> _TO DO_: Report how many lines in the records below contain the word "scheme". Give only the number.

-- Start of ROWS --

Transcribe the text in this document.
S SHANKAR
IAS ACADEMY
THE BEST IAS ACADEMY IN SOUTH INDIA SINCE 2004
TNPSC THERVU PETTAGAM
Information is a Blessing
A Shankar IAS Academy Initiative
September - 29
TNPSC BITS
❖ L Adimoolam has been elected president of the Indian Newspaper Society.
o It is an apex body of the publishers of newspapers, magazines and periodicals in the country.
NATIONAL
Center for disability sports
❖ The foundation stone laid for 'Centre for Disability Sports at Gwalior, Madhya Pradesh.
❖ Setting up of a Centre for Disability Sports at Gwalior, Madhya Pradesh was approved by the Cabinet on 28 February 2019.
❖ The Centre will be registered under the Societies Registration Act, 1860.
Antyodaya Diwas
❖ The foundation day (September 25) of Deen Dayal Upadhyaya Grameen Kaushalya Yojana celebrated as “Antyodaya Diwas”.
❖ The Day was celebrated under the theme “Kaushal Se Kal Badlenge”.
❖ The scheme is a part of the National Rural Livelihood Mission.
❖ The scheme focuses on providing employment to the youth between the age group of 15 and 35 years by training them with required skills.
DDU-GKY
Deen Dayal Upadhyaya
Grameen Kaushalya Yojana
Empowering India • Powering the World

-- End of ROWS --

> _COMPLETED EXERCISE_: 2